[start]

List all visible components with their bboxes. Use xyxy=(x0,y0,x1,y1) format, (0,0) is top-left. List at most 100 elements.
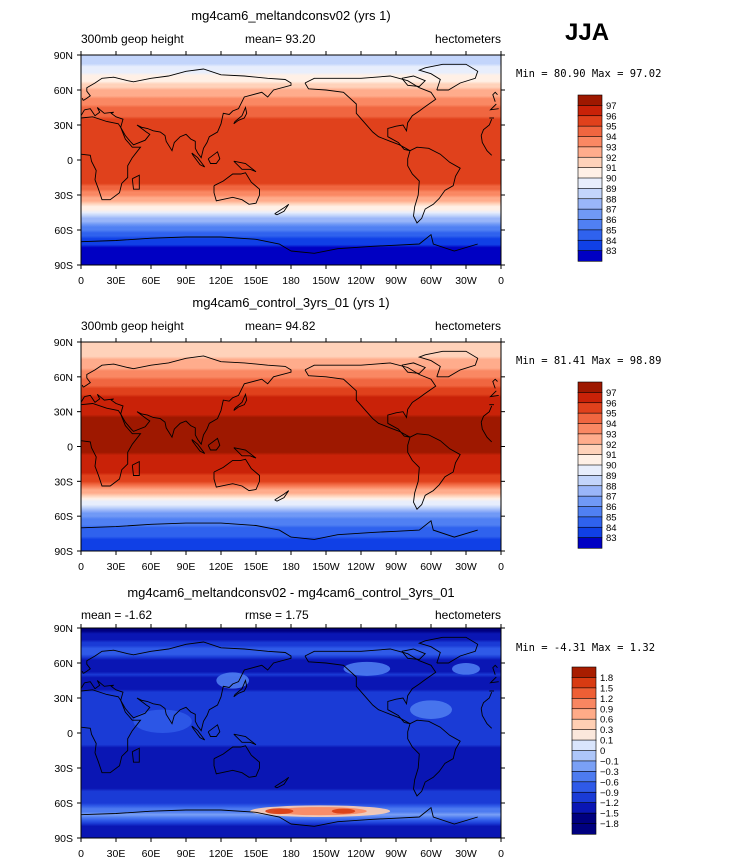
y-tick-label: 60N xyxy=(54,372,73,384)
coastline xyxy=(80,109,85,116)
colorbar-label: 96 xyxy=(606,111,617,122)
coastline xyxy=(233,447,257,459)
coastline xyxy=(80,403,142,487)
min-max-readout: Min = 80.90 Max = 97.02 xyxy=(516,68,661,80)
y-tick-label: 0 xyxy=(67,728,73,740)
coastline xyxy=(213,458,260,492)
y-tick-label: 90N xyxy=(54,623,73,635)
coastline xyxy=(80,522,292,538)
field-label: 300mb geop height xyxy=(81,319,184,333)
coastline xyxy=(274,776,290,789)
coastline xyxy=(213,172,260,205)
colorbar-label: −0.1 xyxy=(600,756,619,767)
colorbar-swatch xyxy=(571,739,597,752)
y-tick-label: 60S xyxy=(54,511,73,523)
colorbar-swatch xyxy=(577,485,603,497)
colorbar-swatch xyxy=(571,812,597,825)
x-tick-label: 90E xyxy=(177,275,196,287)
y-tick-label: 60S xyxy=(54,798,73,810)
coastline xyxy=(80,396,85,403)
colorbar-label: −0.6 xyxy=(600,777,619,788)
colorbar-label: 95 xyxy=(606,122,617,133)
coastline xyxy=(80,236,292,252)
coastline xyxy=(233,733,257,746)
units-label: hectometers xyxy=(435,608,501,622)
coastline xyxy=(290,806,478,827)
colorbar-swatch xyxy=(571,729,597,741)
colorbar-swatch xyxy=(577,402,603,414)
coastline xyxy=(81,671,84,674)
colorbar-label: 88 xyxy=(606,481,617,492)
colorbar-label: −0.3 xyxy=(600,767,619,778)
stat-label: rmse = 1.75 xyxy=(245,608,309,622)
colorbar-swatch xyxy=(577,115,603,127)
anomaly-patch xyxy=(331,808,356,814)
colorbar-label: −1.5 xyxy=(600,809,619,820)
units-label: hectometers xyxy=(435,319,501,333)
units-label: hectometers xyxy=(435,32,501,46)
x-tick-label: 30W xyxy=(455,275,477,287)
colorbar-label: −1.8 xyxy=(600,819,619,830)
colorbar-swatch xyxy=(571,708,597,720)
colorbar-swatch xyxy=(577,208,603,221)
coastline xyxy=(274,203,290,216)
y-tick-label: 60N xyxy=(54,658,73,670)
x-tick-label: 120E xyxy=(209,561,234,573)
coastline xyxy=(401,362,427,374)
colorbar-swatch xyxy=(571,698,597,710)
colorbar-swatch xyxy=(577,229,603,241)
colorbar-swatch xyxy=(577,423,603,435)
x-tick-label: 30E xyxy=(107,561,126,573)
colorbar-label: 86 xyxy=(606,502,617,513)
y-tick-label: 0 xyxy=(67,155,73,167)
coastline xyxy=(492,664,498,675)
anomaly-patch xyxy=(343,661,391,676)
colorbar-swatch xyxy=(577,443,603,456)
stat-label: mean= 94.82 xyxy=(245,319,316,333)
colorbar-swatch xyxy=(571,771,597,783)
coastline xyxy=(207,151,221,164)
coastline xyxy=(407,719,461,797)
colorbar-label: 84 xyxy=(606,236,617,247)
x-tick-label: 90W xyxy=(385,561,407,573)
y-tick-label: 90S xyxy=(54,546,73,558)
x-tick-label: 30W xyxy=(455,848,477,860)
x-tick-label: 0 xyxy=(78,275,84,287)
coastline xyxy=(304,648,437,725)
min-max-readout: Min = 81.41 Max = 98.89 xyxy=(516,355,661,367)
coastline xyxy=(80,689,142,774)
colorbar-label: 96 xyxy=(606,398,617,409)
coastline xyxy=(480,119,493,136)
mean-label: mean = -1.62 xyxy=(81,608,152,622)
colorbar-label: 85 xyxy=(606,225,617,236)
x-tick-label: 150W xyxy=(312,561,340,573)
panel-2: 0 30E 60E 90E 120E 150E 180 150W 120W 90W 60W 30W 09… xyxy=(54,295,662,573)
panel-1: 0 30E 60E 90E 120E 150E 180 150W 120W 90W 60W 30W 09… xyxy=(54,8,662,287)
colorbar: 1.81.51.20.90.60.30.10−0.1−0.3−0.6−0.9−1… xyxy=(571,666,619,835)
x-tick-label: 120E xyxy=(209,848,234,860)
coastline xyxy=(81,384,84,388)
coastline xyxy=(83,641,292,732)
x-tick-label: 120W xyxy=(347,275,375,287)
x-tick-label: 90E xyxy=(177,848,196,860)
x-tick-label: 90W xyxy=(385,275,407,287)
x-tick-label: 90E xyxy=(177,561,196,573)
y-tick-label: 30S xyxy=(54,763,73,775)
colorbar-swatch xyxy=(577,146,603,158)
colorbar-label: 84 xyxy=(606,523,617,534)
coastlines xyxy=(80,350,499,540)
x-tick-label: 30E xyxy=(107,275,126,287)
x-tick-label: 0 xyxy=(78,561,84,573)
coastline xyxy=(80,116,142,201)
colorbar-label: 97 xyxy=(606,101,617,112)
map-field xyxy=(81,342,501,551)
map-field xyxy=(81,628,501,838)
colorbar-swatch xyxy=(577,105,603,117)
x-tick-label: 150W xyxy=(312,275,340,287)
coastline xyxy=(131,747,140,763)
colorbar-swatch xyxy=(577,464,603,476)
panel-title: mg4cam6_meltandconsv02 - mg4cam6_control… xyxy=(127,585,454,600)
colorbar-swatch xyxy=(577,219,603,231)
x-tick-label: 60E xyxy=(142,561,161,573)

[end]

Switch "hectometers" to "hm" wherever it appears in the items above and give the lines again with nothing else changed. Leave the picture out.

List all visible components with their bboxes. Use xyxy=(x0,y0,x1,y1) format, (0,0) is top-left. List at most 100 elements.
y-tick-label: 60N xyxy=(54,372,73,384)
coastline xyxy=(80,109,85,116)
colorbar-label: 96 xyxy=(606,111,617,122)
coastline xyxy=(233,447,257,459)
coastline xyxy=(80,403,142,487)
min-max-readout: Min = 80.90 Max = 97.02 xyxy=(516,68,661,80)
y-tick-label: 0 xyxy=(67,728,73,740)
coastline xyxy=(213,458,260,492)
y-tick-label: 90N xyxy=(54,623,73,635)
coastline xyxy=(80,522,292,538)
field-label: 300mb geop height xyxy=(81,319,184,333)
coastline xyxy=(274,776,290,789)
coastline xyxy=(213,172,260,205)
colorbar-label: −0.1 xyxy=(600,756,619,767)
colorbar-swatch xyxy=(571,739,597,752)
y-tick-label: 60S xyxy=(54,511,73,523)
colorbar-swatch xyxy=(577,485,603,497)
colorbar-swatch xyxy=(571,812,597,825)
x-tick-label: 90E xyxy=(177,275,196,287)
y-tick-label: 60S xyxy=(54,798,73,810)
coastline xyxy=(80,396,85,403)
colorbar-label: −0.6 xyxy=(600,777,619,788)
colorbar-label: 95 xyxy=(606,122,617,133)
coastline xyxy=(80,236,292,252)
coastline xyxy=(233,733,257,746)
units-label: hm xyxy=(435,608,501,622)
coastline xyxy=(290,806,478,827)
colorbar-swatch xyxy=(571,729,597,741)
colorbar-swatch xyxy=(577,402,603,414)
coastline xyxy=(81,671,84,674)
colorbar-label: 88 xyxy=(606,481,617,492)
colorbar-label: −0.3 xyxy=(600,767,619,778)
stat-label: rmse = 1.75 xyxy=(245,608,309,622)
colorbar-swatch xyxy=(577,115,603,127)
anomaly-patch xyxy=(331,808,356,814)
colorbar-label: −1.5 xyxy=(600,809,619,820)
units-label: hm xyxy=(435,319,501,333)
units-label: hm xyxy=(435,32,501,46)
x-tick-label: 30W xyxy=(455,275,477,287)
colorbar-label: −1.8 xyxy=(600,819,619,830)
colorbar-swatch xyxy=(571,708,597,720)
colorbar-swatch xyxy=(577,208,603,221)
coastline xyxy=(274,203,290,216)
y-tick-label: 60N xyxy=(54,658,73,670)
x-tick-label: 120E xyxy=(209,561,234,573)
coastline xyxy=(401,362,427,374)
colorbar-swatch xyxy=(571,698,597,710)
colorbar-swatch xyxy=(577,229,603,241)
colorbar-swatch xyxy=(577,423,603,435)
x-tick-label: 30E xyxy=(107,561,126,573)
colorbar-label: 86 xyxy=(606,502,617,513)
y-tick-label: 0 xyxy=(67,155,73,167)
coastline xyxy=(492,664,498,675)
anomaly-patch xyxy=(343,661,391,676)
colorbar-swatch xyxy=(577,443,603,456)
stat-label: mean= 94.82 xyxy=(245,319,316,333)
colorbar-swatch xyxy=(571,771,597,783)
coastline xyxy=(207,151,221,164)
coastline xyxy=(407,719,461,797)
colorbar-label: 84 xyxy=(606,236,617,247)
x-tick-label: 90W xyxy=(385,561,407,573)
y-tick-label: 90S xyxy=(54,546,73,558)
x-tick-label: 30W xyxy=(455,848,477,860)
x-tick-label: 0 xyxy=(78,275,84,287)
coastline xyxy=(304,648,437,725)
min-max-readout: Min = 81.41 Max = 98.89 xyxy=(516,355,661,367)
coastline xyxy=(80,689,142,774)
colorbar-label: 96 xyxy=(606,398,617,409)
coastline xyxy=(480,119,493,136)
mean-label: mean = -1.62 xyxy=(81,608,152,622)
colorbar-label: 85 xyxy=(606,225,617,236)
x-tick-label: 150W xyxy=(312,561,340,573)
panel-2: 0 30E 60E 90E 120E 150E 180 150W 120W 90W 60W 30W 09… xyxy=(54,295,662,573)
panel-1: 0 30E 60E 90E 120E 150E 180 150W 120W 90W 60W 30W 09… xyxy=(54,8,662,287)
colorbar: 1.81.51.20.90.60.30.10−0.1−0.3−0.6−0.9−1… xyxy=(571,666,619,835)
x-tick-label: 120E xyxy=(209,848,234,860)
coastline xyxy=(81,384,84,388)
coastline xyxy=(83,641,292,732)
x-tick-label: 120W xyxy=(347,275,375,287)
x-tick-label: 90E xyxy=(177,848,196,860)
x-tick-label: 90W xyxy=(385,275,407,287)
x-tick-label: 90E xyxy=(177,561,196,573)
y-tick-label: 30S xyxy=(54,763,73,775)
colorbar-swatch xyxy=(577,146,603,158)
colorbar-label: 84 xyxy=(606,523,617,534)
coastlines xyxy=(80,350,499,540)
x-tick-label: 30E xyxy=(107,275,126,287)
x-tick-label: 0 xyxy=(78,561,84,573)
coastline xyxy=(80,116,142,201)
colorbar-label: 97 xyxy=(606,101,617,112)
map-field xyxy=(81,342,501,551)
map-field xyxy=(81,628,501,838)
colorbar-swatch xyxy=(577,105,603,117)
x-tick-label: 150W xyxy=(312,275,340,287)
coastline xyxy=(131,747,140,763)
colorbar-swatch xyxy=(577,464,603,476)
panel-title: mg4cam6_meltandconsv02 - mg4cam6_control… xyxy=(127,585,454,600)
colorbar-swatch xyxy=(577,219,603,231)
x-tick-label: 60E xyxy=(142,561,161,573)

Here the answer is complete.